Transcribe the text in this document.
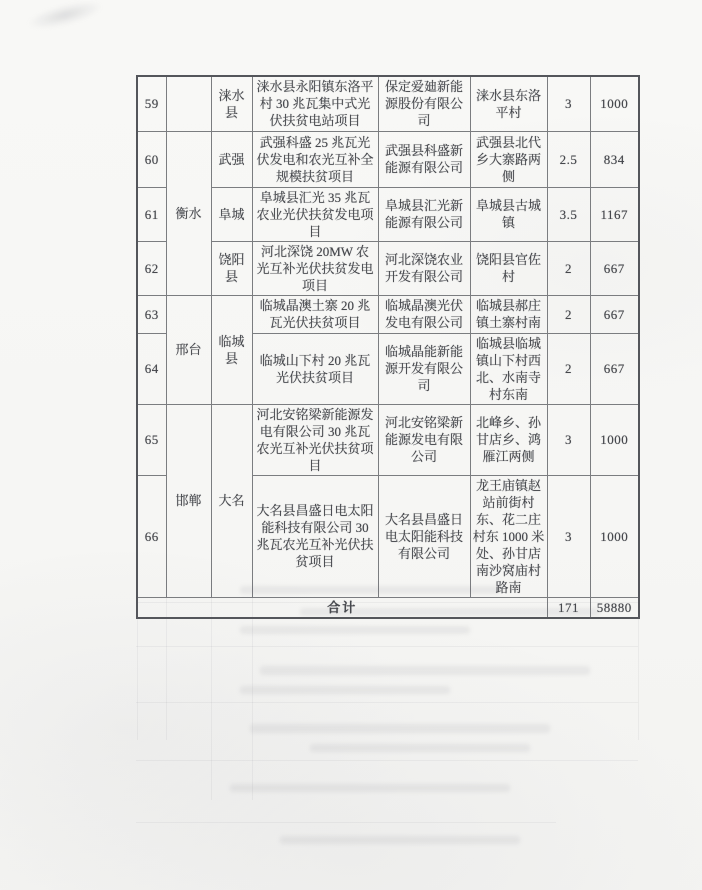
59		涞水县	涞水县永阳镇东洛平村 30 兆瓦集中式光伏扶贫电站项目	保定爱廸新能源股份有限公司	涞水县东洛平村	3	1000
60	衡水	武强	武强科盛 25 兆瓦光伏发电和农光互补全规模扶贫项目	武强县科盛新能源有限公司	武强县北代乡大寨路两侧	2.5	834
61		阜城	阜城县汇光 35 兆瓦农业光伏扶贫发电项目	阜城县汇光新能源有限公司	阜城县古城镇	3.5	1167
62		饶阳县	河北深饶 20MW 农光互补光伏扶贫发电项目	河北深饶农业开发有限公司	饶阳县官佐村	2	667
63	邢台	临城县	临城晶澳土寨 20 兆瓦光伏扶贫项目	临城晶澳光伏发电有限公司	临城县郝庄镇土寨村南	2	667
64			临城山下村 20 兆瓦光伏扶贫项目	临城晶能新能源开发有限公司	临城县临城镇山下村西北、水南寺村东南	2	667
65	邯郸	大名	河北安铭梁新能源发电有限公司 30 兆瓦农光互补光伏扶贫项目	河北安铭梁新能源发电有限公司	北峰乡、孙甘店乡、鸿雁江两侧	3	1000
66			大名县昌盛日电太阳能科技有限公司 30 兆瓦农光互补光伏扶贫项目	大名县昌盛日电太阳能科技有限公司	龙王庙镇赵站前街村东、花二庄村东 1000 米处、孙甘店南沙窝庙村路南	3	1000
合计						171	58880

┄┄┄┄┄┄┄┄┄┄┄┄┄┄┄┄┄┄┄┄

Print each line of the material above exactly, with the pictures removed from your copy.

### TASK RESPONSE
Transcribe the text in this document.
59		涞水县	涞水县永阳镇东洛平村 30 兆瓦集中式光伏扶贫电站项目	保定爱廸新能源股份有限公司	涞水县东洛平村	3	1000
60	衡水	武强	武强科盛 25 兆瓦光伏发电和农光互补全规模扶贫项目	武强县科盛新能源有限公司	武强县北代乡大寨路两侧	2.5	834
61		阜城	阜城县汇光 35 兆瓦农业光伏扶贫发电项目	阜城县汇光新能源有限公司	阜城县古城镇	3.5	1167
62		饶阳县	河北深饶 20MW 农光互补光伏扶贫发电项目	河北深饶农业开发有限公司	饶阳县官佐村	2	667
63	邢台	临城县	临城晶澳土寨 20 兆瓦光伏扶贫项目	临城晶澳光伏发电有限公司	临城县郝庄镇土寨村南	2	667
64			临城山下村 20 兆瓦光伏扶贫项目	临城晶能新能源开发有限公司	临城县临城镇山下村西北、水南寺村东南	2	667
65	邯郸	大名	河北安铭梁新能源发电有限公司 30 兆瓦农光互补光伏扶贫项目	河北安铭梁新能源发电有限公司	北峰乡、孙甘店乡、鸿雁江两侧	3	1000
66			大名县昌盛日电太阳能科技有限公司 30 兆瓦农光互补光伏扶贫项目	大名县昌盛日电太阳能科技有限公司	龙王庙镇赵站前街村东、花二庄村东 1000 米处、孙甘店南沙窝庙村路南	3	1000
合计						171	58880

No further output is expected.